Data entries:
======
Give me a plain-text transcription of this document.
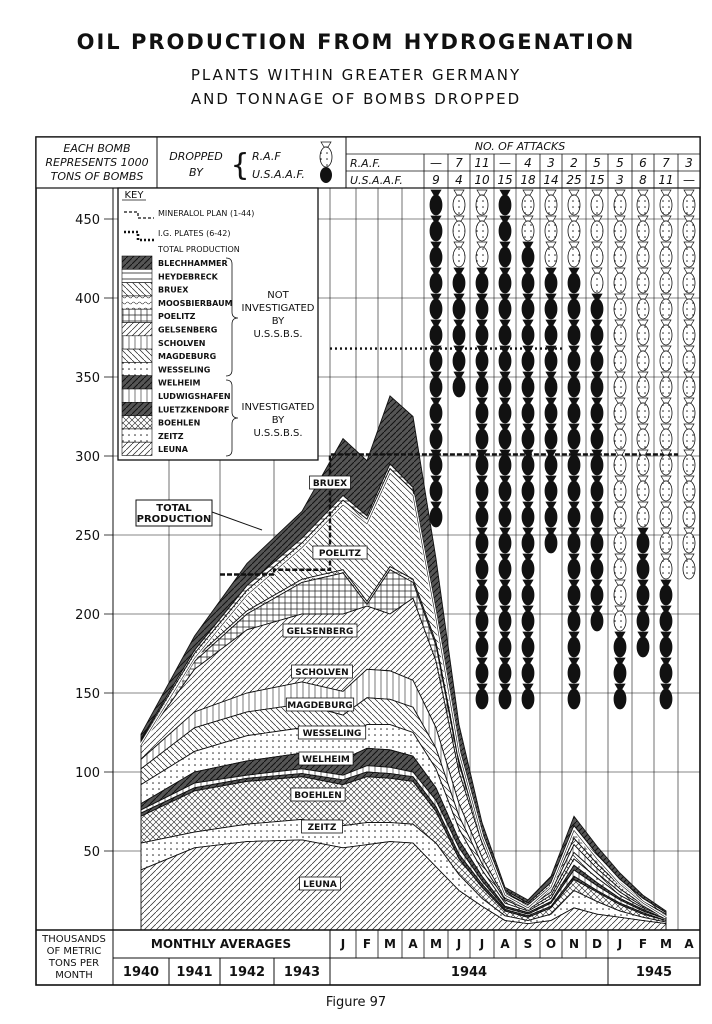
OIL PRODUCTION FROM HYDROGENATION
PLANTS WITHIN GREATER GERMANY
AND TONNAGE OF BOMBS DROPPED
Figure 97
50
100
150
200
250
300
350
400
450
BRUEX
POELITZ
GELSENBERG
SCHOLVEN
MAGDEBURG
WESSELING
WELHEIM
BOEHLEN
ZEITZ
LEUNA
TOTAL
PRODUCTION
EACH BOMB
REPRESENTS 1000
TONS OF BOMBS
DROPPED
BY { R.A.F
U.S.A.A.F.
NO. OF ATTACKS
R.A.F.
U.S.A.A.F.
—
9
7
4
11
10
—
15
4
18
3
14
2
25
5
15
5
3
6
8
7
11
3
—
KEY
MINERALOL PLAN (1-44)
I.G. PLATES (6-42)
TOTAL PRODUCTION
BLECHHAMMER
HEYDEBRECK
BRUEX
MOOSBIERBAUM
POELITZ
GELSENBERG
SCHOLVEN
MAGDEBURG
WESSELING
WELHEIM
LUDWIGSHAFEN
LUETZKENDORF
BOEHLEN
ZEITZ
LEUNA
NOT
INVESTIGATED
BY
U.S.S.B.S.
INVESTIGATED
BY
U.S.S.B.S.
THOUSANDS
OF METRIC
TONS PER
MONTH
MONTHLY AVERAGES
1940 1941 1942 1943
J F M A M J J A S O N D J F M A
1944	1945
======
* Short exercise *
Filter out all lines lacking the word "BOMBS" and copy the rest.

* Output *
AND TONNAGE OF BOMBS DROPPED
TONS OF BOMBS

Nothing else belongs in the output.